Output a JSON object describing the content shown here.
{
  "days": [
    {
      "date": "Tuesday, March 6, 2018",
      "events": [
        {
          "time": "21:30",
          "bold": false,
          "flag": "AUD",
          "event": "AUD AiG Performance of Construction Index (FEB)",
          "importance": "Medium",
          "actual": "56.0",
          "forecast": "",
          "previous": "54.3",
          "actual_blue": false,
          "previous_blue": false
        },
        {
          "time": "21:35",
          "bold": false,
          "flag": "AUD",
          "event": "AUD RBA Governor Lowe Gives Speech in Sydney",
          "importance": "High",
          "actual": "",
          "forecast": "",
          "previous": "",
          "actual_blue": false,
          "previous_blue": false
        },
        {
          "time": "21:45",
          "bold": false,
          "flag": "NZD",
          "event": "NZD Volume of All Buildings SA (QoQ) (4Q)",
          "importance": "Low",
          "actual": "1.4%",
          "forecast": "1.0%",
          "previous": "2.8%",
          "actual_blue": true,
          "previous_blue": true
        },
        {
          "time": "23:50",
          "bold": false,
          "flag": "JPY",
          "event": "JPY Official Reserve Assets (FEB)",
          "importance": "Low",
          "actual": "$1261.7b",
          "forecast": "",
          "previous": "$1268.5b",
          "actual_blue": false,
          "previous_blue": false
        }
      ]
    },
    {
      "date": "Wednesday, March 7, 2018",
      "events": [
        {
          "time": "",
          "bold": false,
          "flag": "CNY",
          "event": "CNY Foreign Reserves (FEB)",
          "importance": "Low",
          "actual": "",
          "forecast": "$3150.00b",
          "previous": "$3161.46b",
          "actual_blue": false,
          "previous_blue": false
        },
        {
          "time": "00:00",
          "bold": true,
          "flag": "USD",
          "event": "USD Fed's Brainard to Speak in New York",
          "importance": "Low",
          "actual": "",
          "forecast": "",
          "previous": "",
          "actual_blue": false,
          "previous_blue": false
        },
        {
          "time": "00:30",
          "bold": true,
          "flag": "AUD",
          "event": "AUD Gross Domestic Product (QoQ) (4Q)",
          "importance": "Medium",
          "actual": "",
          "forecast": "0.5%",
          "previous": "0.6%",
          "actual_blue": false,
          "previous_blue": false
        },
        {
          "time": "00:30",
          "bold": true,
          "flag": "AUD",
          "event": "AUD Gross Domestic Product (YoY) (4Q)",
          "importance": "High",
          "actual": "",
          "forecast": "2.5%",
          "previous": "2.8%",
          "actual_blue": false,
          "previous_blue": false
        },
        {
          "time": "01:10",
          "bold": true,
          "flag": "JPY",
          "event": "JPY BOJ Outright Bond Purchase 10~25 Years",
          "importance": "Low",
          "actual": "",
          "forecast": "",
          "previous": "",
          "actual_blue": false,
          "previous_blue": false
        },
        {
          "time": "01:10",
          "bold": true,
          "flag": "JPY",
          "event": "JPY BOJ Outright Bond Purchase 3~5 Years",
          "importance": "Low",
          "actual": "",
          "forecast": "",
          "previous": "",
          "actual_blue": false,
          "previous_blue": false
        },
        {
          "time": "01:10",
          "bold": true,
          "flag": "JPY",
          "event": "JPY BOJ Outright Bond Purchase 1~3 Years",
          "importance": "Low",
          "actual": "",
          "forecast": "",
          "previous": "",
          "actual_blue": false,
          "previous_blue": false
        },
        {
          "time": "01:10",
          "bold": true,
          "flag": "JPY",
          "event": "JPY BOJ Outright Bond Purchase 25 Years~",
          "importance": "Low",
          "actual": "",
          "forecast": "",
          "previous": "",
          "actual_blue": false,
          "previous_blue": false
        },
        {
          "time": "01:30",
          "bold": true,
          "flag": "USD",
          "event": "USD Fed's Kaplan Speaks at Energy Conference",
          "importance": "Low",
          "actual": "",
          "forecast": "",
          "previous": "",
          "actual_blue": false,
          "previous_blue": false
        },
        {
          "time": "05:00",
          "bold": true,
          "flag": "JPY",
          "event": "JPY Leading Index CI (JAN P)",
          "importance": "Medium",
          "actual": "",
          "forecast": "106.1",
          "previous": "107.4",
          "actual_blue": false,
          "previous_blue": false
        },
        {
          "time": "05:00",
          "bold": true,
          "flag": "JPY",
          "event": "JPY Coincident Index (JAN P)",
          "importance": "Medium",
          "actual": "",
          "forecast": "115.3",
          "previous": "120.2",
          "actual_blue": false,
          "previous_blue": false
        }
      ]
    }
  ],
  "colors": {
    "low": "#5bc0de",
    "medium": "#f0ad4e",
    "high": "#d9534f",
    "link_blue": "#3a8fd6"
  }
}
▬▬▬
What is asked
Scan the data above; copy every line where "date" appears.

Task result
      "date": "Tuesday, March 6, 2018",
      "date": "Wednesday, March 7, 2018",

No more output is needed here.